# [Work to complete]
Only the number is wanted: how many lines of these entries contain the word "bottom"?
# # # # # # #
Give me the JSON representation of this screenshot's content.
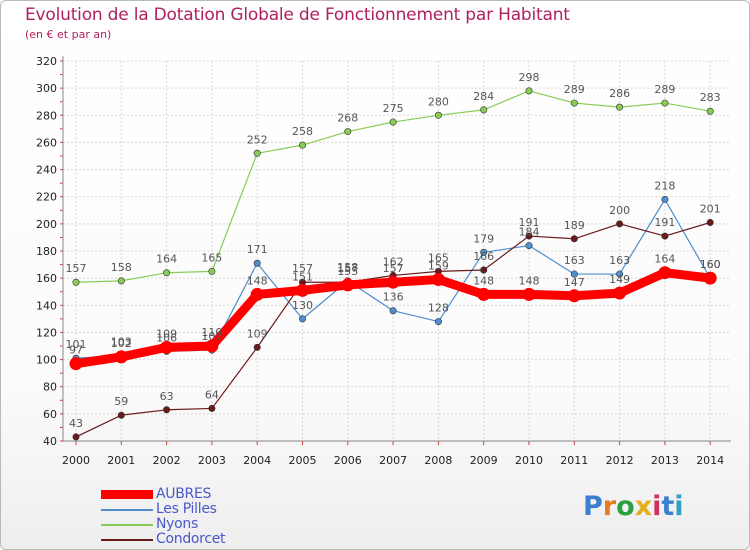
{
  "title": "Evolution de la Dotation Globale de Fonctionnement par Habitant",
  "subtitle": "(en € et par an)",
  "logo_text": "Proxiti",
  "chart_data": {
    "type": "line",
    "title": "Evolution de la Dotation Globale de Fonctionnement par Habitant",
    "subtitle": "(en € et par an)",
    "xlabel": "",
    "ylabel": "",
    "x": [
      "2000",
      "2001",
      "2002",
      "2003",
      "2004",
      "2005",
      "2006",
      "2007",
      "2008",
      "2009",
      "2010",
      "2011",
      "2012",
      "2013",
      "2014"
    ],
    "ylim": [
      40,
      320
    ],
    "yticks": [
      40,
      60,
      80,
      100,
      120,
      140,
      160,
      180,
      200,
      220,
      240,
      260,
      280,
      300,
      320
    ],
    "grid": true,
    "legend_position": "bottom-left",
    "series": [
      {
        "name": "AUBRES",
        "color": "#ff0000",
        "emphasis": true,
        "values": [
          97,
          102,
          109,
          110,
          148,
          151,
          155,
          157,
          159,
          148,
          148,
          147,
          149,
          164,
          160
        ]
      },
      {
        "name": "Les Pilles",
        "color": "#4f8fcf",
        "emphasis": false,
        "values": [
          101,
          103,
          106,
          107,
          171,
          130,
          158,
          136,
          128,
          179,
          184,
          163,
          163,
          218,
          160
        ]
      },
      {
        "name": "Nyons",
        "color": "#88cc55",
        "emphasis": false,
        "values": [
          157,
          158,
          164,
          165,
          252,
          258,
          268,
          275,
          280,
          284,
          298,
          289,
          286,
          289,
          283
        ]
      },
      {
        "name": "Condorcet",
        "color": "#6b1a1a",
        "emphasis": false,
        "values": [
          43,
          59,
          63,
          64,
          109,
          157,
          157,
          162,
          165,
          166,
          191,
          189,
          200,
          191,
          201
        ]
      }
    ]
  }
}
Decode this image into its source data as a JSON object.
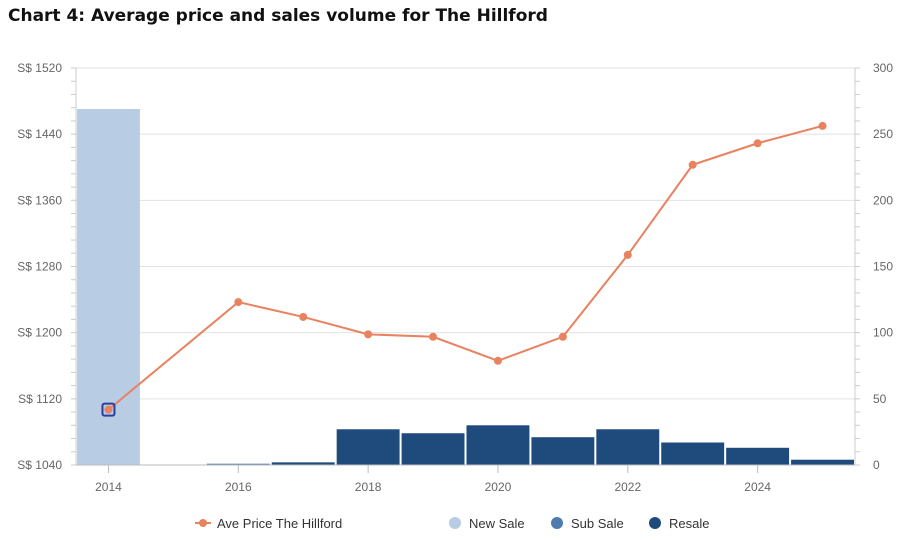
{
  "chart_data": {
    "type": "bar",
    "title": "Chart 4: Average price and sales volume for The Hillford",
    "x": [
      2014,
      2015,
      2016,
      2017,
      2018,
      2019,
      2020,
      2021,
      2022,
      2023,
      2024,
      2025
    ],
    "x_ticks": [
      "2014",
      "2016",
      "2018",
      "2020",
      "2022",
      "2024"
    ],
    "y_left": {
      "ticks": [
        "S$ 1040",
        "S$ 1120",
        "S$ 1200",
        "S$ 1280",
        "S$ 1360",
        "S$ 1440",
        "S$ 1520"
      ],
      "min": 1040,
      "max": 1520
    },
    "y_right": {
      "ticks": [
        "0",
        "50",
        "100",
        "150",
        "200",
        "250",
        "300"
      ],
      "min": 0,
      "max": 300
    },
    "series": [
      {
        "name": "Ave Price The Hillford",
        "kind": "line",
        "axis": "left",
        "color": "#E8825F",
        "points": [
          [
            2014,
            1107
          ],
          [
            2016,
            1237
          ],
          [
            2017,
            1219
          ],
          [
            2018,
            1198
          ],
          [
            2019,
            1195
          ],
          [
            2020,
            1166
          ],
          [
            2021,
            1195
          ],
          [
            2022,
            1294
          ],
          [
            2023,
            1403
          ],
          [
            2024,
            1429
          ],
          [
            2025,
            1450
          ]
        ]
      },
      {
        "name": "New Sale",
        "kind": "bar",
        "axis": "right",
        "color": "#B8CCE4",
        "values": [
          269,
          0,
          0,
          0,
          0,
          0,
          0,
          0,
          0,
          0,
          0,
          0
        ]
      },
      {
        "name": "Sub Sale",
        "kind": "bar",
        "axis": "right",
        "color": "#4F7BB0",
        "values": [
          0,
          0,
          1,
          0,
          0,
          0,
          0,
          0,
          0,
          0,
          0,
          0
        ]
      },
      {
        "name": "Resale",
        "kind": "bar",
        "axis": "right",
        "color": "#1F4A7C",
        "values": [
          0,
          0,
          0,
          2,
          27,
          24,
          30,
          21,
          27,
          17,
          13,
          4
        ]
      }
    ],
    "legend_position": "bottom",
    "grid": true
  }
}
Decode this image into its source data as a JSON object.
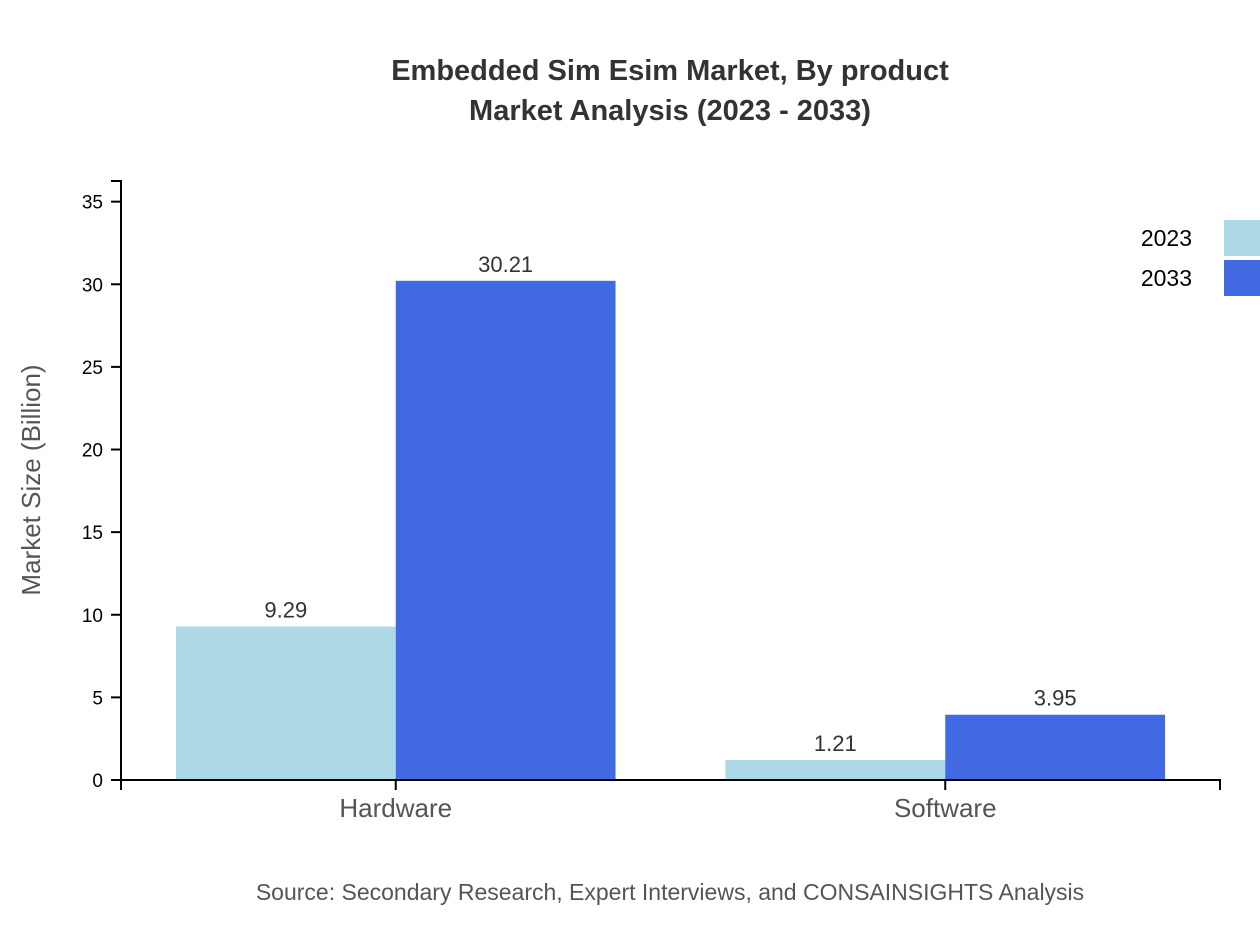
# # # # # # #
# [Output for this task]
2